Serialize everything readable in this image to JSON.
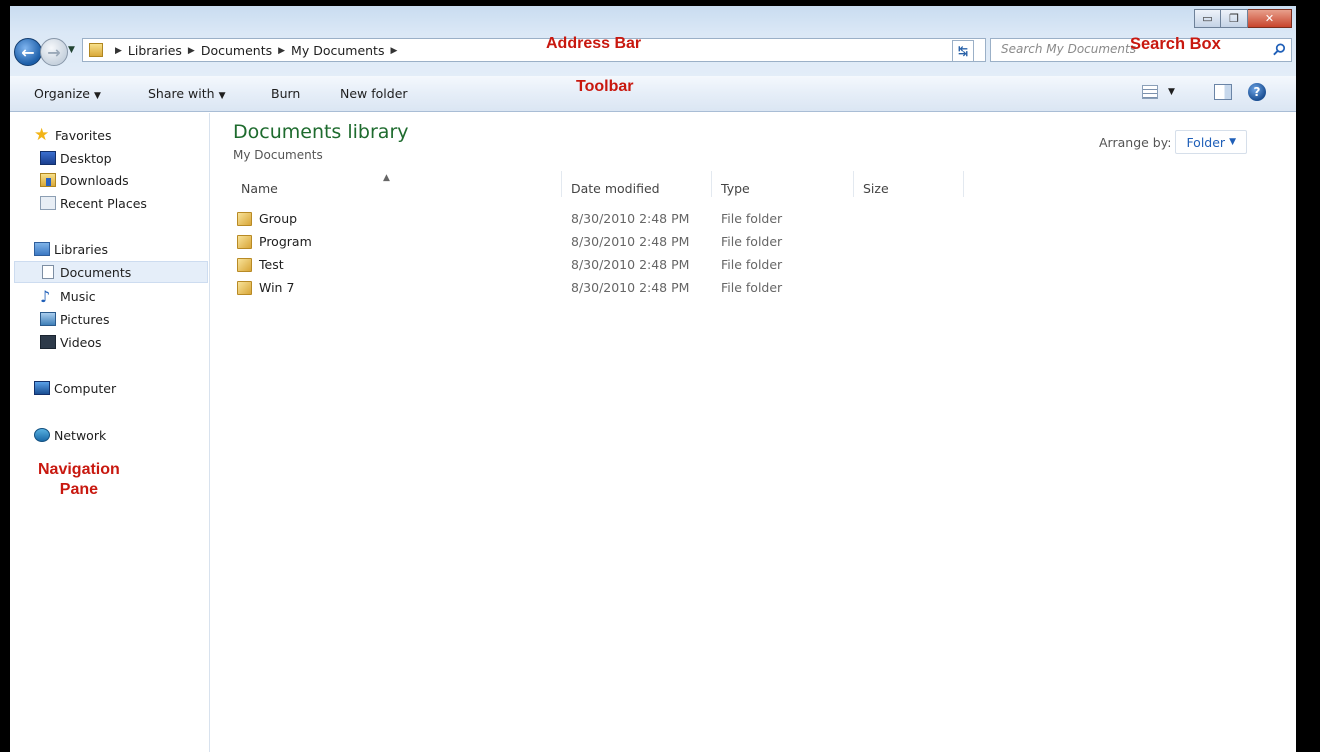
{
  "window": {
    "buttons": {
      "minimize": "▭",
      "maximize": "❐",
      "close": "✕"
    }
  },
  "address_bar": {
    "crumbs": [
      "Libraries",
      "Documents",
      "My Documents"
    ]
  },
  "search": {
    "placeholder": "Search My Documents"
  },
  "annotations": {
    "address_bar": "Address Bar",
    "search_box": "Search Box",
    "toolbar": "Toolbar",
    "navigation_pane_line1": "Navigation",
    "navigation_pane_line2": "Pane"
  },
  "toolbar": {
    "organize": "Organize",
    "share_with": "Share with",
    "burn": "Burn",
    "new_folder": "New folder"
  },
  "navigation": {
    "favorites": "Favorites",
    "desktop": "Desktop",
    "downloads": "Downloads",
    "recent_places": "Recent Places",
    "libraries": "Libraries",
    "documents": "Documents",
    "music": "Music",
    "pictures": "Pictures",
    "videos": "Videos",
    "computer": "Computer",
    "network": "Network"
  },
  "content": {
    "title": "Documents library",
    "subtitle": "My Documents",
    "arrange_label": "Arrange by:",
    "arrange_value": "Folder",
    "columns": {
      "name": "Name",
      "date": "Date modified",
      "type": "Type",
      "size": "Size"
    },
    "files": [
      {
        "name": "Group",
        "date": "8/30/2010 2:48 PM",
        "type": "File folder",
        "size": ""
      },
      {
        "name": "Program",
        "date": "8/30/2010 2:48 PM",
        "type": "File folder",
        "size": ""
      },
      {
        "name": "Test",
        "date": "8/30/2010 2:48 PM",
        "type": "File folder",
        "size": ""
      },
      {
        "name": "Win 7",
        "date": "8/30/2010 2:48 PM",
        "type": "File folder",
        "size": ""
      }
    ]
  },
  "colors": {
    "annotation": "#c8180f",
    "library_title": "#1e6b2e",
    "link_blue": "#1f5fb8"
  }
}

=== SET EXERCISE ===
Return the material exactly as given, apart from the pictures.

=== RESULT FOR THIS TASK ===
Serialize everything readable in this image to JSON.
{
  "window": {
    "buttons": {
      "minimize": "▭",
      "maximize": "❐",
      "close": "✕"
    }
  },
  "address_bar": {
    "crumbs": [
      "Libraries",
      "Documents",
      "My Documents"
    ]
  },
  "search": {
    "placeholder": "Search My Documents"
  },
  "annotations": {
    "address_bar": "Address Bar",
    "search_box": "Search Box",
    "toolbar": "Toolbar",
    "navigation_pane_line1": "Navigation",
    "navigation_pane_line2": "Pane"
  },
  "toolbar": {
    "organize": "Organize",
    "share_with": "Share with",
    "burn": "Burn",
    "new_folder": "New folder"
  },
  "navigation": {
    "favorites": "Favorites",
    "desktop": "Desktop",
    "downloads": "Downloads",
    "recent_places": "Recent Places",
    "libraries": "Libraries",
    "documents": "Documents",
    "music": "Music",
    "pictures": "Pictures",
    "videos": "Videos",
    "computer": "Computer",
    "network": "Network"
  },
  "content": {
    "title": "Documents library",
    "subtitle": "My Documents",
    "arrange_label": "Arrange by:",
    "arrange_value": "Folder",
    "columns": {
      "name": "Name",
      "date": "Date modified",
      "type": "Type",
      "size": "Size"
    },
    "files": [
      {
        "name": "Group",
        "date": "8/30/2010 2:48 PM",
        "type": "File folder",
        "size": ""
      },
      {
        "name": "Program",
        "date": "8/30/2010 2:48 PM",
        "type": "File folder",
        "size": ""
      },
      {
        "name": "Test",
        "date": "8/30/2010 2:48 PM",
        "type": "File folder",
        "size": ""
      },
      {
        "name": "Win 7",
        "date": "8/30/2010 2:48 PM",
        "type": "File folder",
        "size": ""
      }
    ]
  },
  "colors": {
    "annotation": "#c8180f",
    "library_title": "#1e6b2e",
    "link_blue": "#1f5fb8"
  }
}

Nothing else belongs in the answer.